[Stored entries]
------------------------------------------------

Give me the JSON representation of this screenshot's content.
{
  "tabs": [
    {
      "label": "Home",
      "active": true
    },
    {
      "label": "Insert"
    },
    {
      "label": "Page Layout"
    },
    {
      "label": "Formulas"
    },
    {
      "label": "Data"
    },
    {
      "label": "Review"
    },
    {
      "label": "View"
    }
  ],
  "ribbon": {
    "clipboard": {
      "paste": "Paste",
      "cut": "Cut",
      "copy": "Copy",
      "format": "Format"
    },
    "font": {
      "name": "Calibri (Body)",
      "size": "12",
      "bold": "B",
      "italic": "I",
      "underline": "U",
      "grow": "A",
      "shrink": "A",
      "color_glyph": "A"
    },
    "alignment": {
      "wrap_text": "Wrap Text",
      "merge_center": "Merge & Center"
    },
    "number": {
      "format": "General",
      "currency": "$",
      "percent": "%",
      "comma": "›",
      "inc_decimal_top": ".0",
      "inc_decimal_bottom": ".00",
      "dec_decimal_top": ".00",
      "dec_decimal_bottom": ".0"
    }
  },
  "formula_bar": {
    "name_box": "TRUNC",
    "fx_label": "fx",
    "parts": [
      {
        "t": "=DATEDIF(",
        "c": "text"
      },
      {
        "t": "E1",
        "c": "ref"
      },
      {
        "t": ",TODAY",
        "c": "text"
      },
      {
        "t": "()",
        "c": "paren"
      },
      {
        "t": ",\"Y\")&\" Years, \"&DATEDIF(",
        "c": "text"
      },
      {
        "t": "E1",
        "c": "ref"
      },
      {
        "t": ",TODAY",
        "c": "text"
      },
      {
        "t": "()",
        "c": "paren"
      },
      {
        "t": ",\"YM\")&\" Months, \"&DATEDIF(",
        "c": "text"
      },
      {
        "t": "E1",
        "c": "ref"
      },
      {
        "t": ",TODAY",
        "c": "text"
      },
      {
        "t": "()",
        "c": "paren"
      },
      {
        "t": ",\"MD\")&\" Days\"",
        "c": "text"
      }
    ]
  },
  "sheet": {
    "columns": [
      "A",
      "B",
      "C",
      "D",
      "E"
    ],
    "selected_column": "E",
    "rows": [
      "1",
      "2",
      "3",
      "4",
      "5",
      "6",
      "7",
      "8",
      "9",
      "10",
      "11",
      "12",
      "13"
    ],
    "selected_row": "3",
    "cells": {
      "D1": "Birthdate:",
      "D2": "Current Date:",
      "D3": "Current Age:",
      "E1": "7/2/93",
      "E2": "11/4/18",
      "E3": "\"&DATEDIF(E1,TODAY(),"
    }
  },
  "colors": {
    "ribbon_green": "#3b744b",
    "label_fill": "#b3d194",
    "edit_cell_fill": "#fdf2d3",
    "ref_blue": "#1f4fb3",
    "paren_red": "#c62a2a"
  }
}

------------------------------------------------

» GOAL: Using the listing above, please repeat every entry exactly.

» EXPECTED OUTPUT:
Give me the JSON representation of this screenshot's content.
{
  "tabs": [
    {
      "label": "Home",
      "active": true
    },
    {
      "label": "Insert"
    },
    {
      "label": "Page Layout"
    },
    {
      "label": "Formulas"
    },
    {
      "label": "Data"
    },
    {
      "label": "Review"
    },
    {
      "label": "View"
    }
  ],
  "ribbon": {
    "clipboard": {
      "paste": "Paste",
      "cut": "Cut",
      "copy": "Copy",
      "format": "Format"
    },
    "font": {
      "name": "Calibri (Body)",
      "size": "12",
      "bold": "B",
      "italic": "I",
      "underline": "U",
      "grow": "A",
      "shrink": "A",
      "color_glyph": "A"
    },
    "alignment": {
      "wrap_text": "Wrap Text",
      "merge_center": "Merge & Center"
    },
    "number": {
      "format": "General",
      "currency": "$",
      "percent": "%",
      "comma": "›",
      "inc_decimal_top": ".0",
      "inc_decimal_bottom": ".00",
      "dec_decimal_top": ".00",
      "dec_decimal_bottom": ".0"
    }
  },
  "formula_bar": {
    "name_box": "TRUNC",
    "fx_label": "fx",
    "parts": [
      {
        "t": "=DATEDIF(",
        "c": "text"
      },
      {
        "t": "E1",
        "c": "ref"
      },
      {
        "t": ",TODAY",
        "c": "text"
      },
      {
        "t": "()",
        "c": "paren"
      },
      {
        "t": ",\"Y\")&\" Years, \"&DATEDIF(",
        "c": "text"
      },
      {
        "t": "E1",
        "c": "ref"
      },
      {
        "t": ",TODAY",
        "c": "text"
      },
      {
        "t": "()",
        "c": "paren"
      },
      {
        "t": ",\"YM\")&\" Months, \"&DATEDIF(",
        "c": "text"
      },
      {
        "t": "E1",
        "c": "ref"
      },
      {
        "t": ",TODAY",
        "c": "text"
      },
      {
        "t": "()",
        "c": "paren"
      },
      {
        "t": ",\"MD\")&\" Days\"",
        "c": "text"
      }
    ]
  },
  "sheet": {
    "columns": [
      "A",
      "B",
      "C",
      "D",
      "E"
    ],
    "selected_column": "E",
    "rows": [
      "1",
      "2",
      "3",
      "4",
      "5",
      "6",
      "7",
      "8",
      "9",
      "10",
      "11",
      "12",
      "13"
    ],
    "selected_row": "3",
    "cells": {
      "D1": "Birthdate:",
      "D2": "Current Date:",
      "D3": "Current Age:",
      "E1": "7/2/93",
      "E2": "11/4/18",
      "E3": "\"&DATEDIF(E1,TODAY(),"
    }
  },
  "colors": {
    "ribbon_green": "#3b744b",
    "label_fill": "#b3d194",
    "edit_cell_fill": "#fdf2d3",
    "ref_blue": "#1f4fb3",
    "paren_red": "#c62a2a"
  }
}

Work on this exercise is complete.